Exercise input:
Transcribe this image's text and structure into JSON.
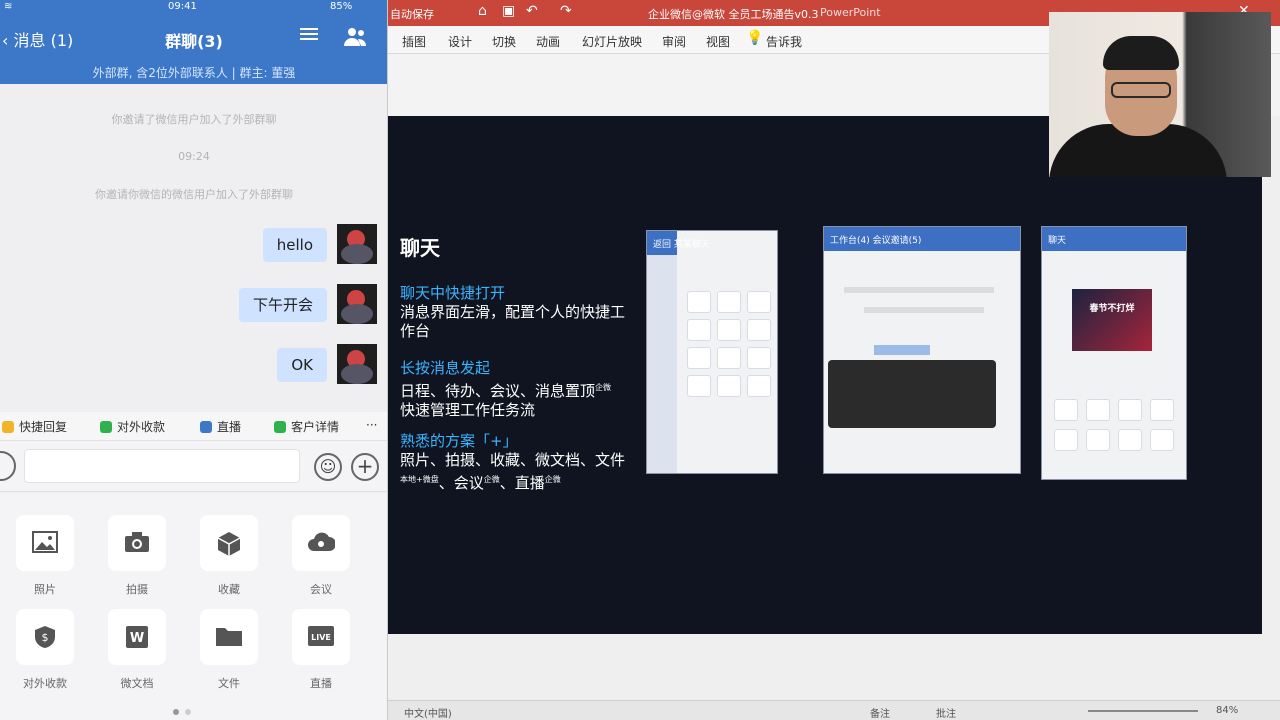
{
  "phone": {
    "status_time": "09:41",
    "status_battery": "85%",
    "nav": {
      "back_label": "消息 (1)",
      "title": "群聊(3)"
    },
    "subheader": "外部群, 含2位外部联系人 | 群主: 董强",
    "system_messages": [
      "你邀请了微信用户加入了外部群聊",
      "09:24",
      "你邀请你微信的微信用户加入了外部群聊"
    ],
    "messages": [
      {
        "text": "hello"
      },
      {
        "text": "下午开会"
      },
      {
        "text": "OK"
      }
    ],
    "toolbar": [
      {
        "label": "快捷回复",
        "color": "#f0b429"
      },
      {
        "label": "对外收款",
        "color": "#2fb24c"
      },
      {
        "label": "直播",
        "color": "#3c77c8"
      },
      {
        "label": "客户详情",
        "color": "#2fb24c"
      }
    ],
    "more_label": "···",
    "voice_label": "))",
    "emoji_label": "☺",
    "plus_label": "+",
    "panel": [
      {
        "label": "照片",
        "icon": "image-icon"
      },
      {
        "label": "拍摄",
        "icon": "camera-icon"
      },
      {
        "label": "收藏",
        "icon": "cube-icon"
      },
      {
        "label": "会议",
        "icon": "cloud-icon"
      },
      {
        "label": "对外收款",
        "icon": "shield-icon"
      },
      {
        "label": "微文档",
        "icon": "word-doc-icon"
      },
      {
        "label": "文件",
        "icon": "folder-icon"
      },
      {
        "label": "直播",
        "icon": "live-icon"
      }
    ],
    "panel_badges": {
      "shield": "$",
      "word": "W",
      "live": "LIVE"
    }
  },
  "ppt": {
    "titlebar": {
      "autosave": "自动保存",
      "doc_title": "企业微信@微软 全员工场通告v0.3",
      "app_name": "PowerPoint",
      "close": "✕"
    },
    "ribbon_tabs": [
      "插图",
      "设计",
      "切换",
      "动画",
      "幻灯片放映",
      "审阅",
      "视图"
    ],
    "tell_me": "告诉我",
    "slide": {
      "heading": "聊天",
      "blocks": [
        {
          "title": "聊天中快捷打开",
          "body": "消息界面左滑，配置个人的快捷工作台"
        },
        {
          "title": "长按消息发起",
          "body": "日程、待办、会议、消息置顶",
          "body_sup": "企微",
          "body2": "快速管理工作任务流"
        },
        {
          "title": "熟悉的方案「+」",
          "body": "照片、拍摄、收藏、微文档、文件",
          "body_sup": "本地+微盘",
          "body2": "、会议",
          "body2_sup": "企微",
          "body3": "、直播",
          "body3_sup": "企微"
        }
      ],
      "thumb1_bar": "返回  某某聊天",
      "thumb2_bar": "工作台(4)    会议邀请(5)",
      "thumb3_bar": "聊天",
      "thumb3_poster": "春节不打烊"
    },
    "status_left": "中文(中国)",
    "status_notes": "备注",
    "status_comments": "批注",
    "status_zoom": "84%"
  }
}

Work to complete:
Look through the entries above and list every line containing "icon".

Exercise output:
        "icon": "image-icon"
        "icon": "camera-icon"
        "icon": "cube-icon"
        "icon": "cloud-icon"
        "icon": "shield-icon"
        "icon": "word-doc-icon"
        "icon": "folder-icon"
        "icon": "live-icon"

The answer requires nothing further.